**WHAT IS BEING ASKED**
Repeat the entries from the line containing "- Bar: [99, 88, 117, 204]" through the line containing "- Text: GSM124862: GSM124862: [357, 207, 367, 266]", inclusive, changing "Bar" to "Column" wherever it occurs and leaving everything else as it is.

**DATA SHOWN**
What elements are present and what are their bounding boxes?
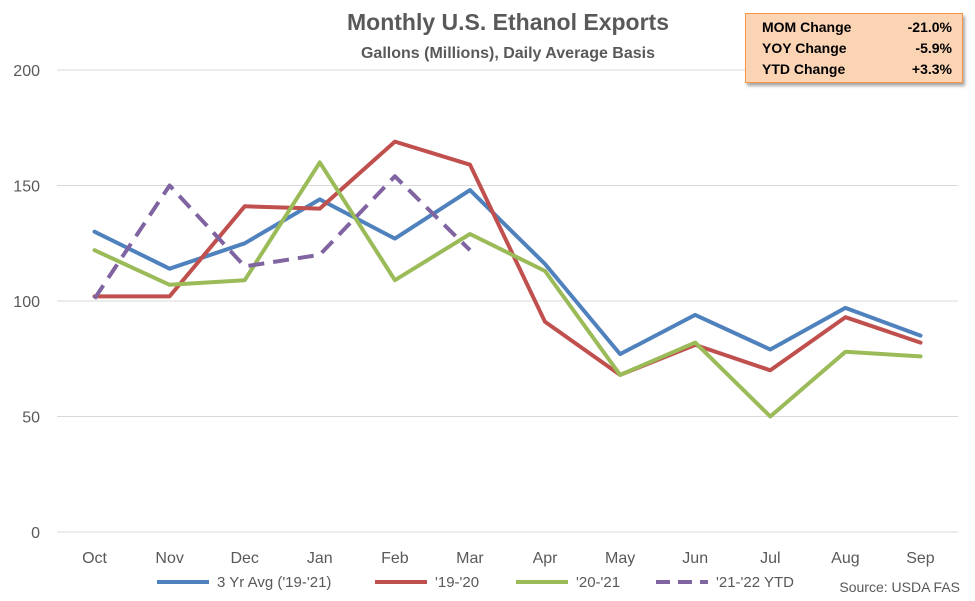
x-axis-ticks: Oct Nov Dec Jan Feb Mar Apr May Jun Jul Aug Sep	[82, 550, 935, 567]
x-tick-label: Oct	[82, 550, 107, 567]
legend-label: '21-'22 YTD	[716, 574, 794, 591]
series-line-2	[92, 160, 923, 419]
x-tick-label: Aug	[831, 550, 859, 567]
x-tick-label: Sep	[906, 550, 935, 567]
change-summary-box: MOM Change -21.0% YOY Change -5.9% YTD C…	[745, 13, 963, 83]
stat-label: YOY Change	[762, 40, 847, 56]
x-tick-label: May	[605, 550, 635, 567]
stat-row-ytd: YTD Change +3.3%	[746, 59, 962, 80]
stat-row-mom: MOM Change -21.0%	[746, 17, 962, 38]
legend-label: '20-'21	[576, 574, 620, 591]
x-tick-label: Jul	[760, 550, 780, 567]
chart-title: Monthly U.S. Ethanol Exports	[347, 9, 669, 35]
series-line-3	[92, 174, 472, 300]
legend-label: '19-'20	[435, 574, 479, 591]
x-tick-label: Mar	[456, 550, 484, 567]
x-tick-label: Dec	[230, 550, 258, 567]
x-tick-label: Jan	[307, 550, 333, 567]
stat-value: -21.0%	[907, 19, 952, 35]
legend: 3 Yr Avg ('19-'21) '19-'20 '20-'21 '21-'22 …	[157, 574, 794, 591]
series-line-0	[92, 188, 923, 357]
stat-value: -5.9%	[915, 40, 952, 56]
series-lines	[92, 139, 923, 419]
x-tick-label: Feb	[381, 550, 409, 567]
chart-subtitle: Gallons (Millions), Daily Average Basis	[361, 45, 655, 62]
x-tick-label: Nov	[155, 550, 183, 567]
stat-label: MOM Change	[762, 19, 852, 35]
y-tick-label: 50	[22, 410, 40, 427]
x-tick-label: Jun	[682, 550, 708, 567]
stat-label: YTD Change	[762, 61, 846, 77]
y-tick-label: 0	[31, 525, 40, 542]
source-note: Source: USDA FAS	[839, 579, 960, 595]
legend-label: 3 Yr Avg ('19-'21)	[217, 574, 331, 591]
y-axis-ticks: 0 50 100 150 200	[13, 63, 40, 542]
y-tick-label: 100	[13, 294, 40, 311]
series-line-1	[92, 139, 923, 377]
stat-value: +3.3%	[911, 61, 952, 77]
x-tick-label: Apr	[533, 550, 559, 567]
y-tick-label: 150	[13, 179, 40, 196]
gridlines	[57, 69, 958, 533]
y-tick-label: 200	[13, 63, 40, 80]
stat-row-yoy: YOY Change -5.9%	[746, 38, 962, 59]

--

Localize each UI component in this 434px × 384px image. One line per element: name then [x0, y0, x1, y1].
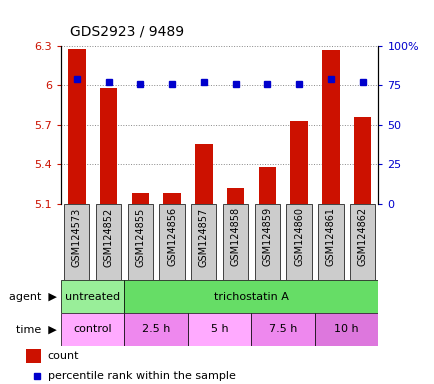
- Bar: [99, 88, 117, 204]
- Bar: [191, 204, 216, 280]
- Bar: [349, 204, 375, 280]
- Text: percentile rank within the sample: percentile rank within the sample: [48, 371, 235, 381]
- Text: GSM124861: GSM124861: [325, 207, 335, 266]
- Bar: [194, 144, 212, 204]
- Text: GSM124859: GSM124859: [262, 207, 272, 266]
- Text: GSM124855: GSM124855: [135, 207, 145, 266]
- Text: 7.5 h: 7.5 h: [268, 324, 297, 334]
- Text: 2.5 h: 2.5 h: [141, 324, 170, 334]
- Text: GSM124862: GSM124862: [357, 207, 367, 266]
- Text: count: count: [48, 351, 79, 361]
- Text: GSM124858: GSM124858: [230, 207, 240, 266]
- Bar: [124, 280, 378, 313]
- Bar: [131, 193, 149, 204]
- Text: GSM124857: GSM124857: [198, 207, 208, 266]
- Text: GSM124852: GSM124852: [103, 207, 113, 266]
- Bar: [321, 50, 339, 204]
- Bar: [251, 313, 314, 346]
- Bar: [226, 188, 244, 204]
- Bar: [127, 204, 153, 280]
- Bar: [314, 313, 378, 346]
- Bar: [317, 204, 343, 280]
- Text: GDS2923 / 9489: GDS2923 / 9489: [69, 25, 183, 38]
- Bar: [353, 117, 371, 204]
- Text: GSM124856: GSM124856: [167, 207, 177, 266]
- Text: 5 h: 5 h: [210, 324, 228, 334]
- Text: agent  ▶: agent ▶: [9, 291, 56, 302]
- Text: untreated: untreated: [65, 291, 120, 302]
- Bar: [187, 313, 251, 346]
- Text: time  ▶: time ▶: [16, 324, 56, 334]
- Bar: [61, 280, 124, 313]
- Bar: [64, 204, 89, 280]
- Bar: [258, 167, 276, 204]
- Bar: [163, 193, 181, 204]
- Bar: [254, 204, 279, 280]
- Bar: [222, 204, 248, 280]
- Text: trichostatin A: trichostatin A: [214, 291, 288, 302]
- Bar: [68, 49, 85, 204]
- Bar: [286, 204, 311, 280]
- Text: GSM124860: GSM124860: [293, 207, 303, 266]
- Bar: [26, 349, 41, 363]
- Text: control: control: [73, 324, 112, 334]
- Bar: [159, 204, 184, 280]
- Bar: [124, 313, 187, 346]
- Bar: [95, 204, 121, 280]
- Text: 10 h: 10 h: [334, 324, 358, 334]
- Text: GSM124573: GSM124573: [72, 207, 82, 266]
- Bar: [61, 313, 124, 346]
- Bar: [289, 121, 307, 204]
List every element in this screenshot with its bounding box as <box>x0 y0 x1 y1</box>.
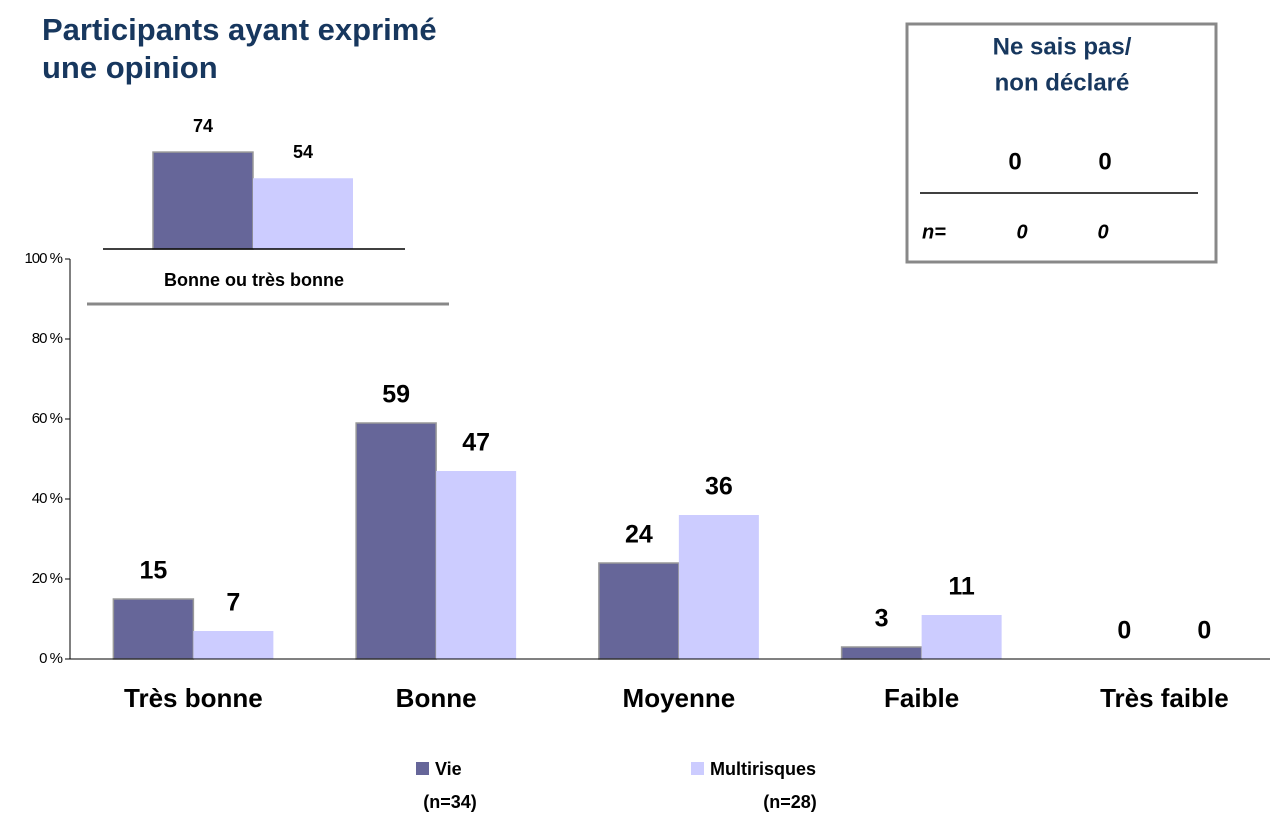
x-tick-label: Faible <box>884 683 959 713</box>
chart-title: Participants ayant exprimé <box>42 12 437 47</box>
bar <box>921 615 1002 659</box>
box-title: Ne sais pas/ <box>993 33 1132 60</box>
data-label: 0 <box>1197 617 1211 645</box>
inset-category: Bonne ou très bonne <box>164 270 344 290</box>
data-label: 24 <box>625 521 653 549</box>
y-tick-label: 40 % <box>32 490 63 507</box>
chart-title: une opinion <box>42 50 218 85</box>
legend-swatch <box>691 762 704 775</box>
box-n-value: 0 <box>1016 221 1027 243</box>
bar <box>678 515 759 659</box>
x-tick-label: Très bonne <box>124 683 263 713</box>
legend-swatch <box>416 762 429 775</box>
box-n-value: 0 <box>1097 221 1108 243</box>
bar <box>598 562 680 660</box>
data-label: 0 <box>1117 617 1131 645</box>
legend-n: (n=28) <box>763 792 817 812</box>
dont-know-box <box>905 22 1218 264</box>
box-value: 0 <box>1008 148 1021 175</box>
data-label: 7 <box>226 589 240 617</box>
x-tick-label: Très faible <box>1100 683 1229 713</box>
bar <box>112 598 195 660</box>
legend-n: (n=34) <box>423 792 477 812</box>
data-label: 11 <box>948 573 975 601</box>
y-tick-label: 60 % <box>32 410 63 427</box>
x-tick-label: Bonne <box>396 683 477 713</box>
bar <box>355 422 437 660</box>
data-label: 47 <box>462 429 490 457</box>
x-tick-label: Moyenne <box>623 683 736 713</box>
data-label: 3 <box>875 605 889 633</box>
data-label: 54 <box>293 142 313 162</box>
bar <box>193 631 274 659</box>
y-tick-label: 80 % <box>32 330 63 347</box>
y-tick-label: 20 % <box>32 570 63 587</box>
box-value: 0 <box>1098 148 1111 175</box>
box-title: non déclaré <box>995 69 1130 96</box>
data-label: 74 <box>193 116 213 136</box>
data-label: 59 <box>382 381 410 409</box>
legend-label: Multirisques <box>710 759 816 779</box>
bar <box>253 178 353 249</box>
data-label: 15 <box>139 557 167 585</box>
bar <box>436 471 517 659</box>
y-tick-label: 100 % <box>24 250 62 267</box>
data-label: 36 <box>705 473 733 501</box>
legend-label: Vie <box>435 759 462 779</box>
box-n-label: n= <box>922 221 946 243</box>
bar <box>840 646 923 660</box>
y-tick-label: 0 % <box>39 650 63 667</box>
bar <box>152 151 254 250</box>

**OUTPUT**
- Column: [99, 88, 117, 204]
- Column: [191, 204, 216, 280]
- Column: [349, 204, 375, 280]
- Text: percentile rank within the sample: percentile rank within the sample: [48, 371, 235, 381]
- Text: GSM124861: GSM124861: [325, 207, 335, 266]
- Column: [194, 144, 212, 204]
- Text: GSM124859: GSM124859: [262, 207, 272, 266]
- Text: GSM124855: GSM124855: [135, 207, 145, 266]
- Text: 7.5 h: 7.5 h: [268, 324, 297, 334]
- Text: 2.5 h: 2.5 h: [141, 324, 170, 334]
- Text: GSM124862: GSM124862: [357, 207, 367, 266]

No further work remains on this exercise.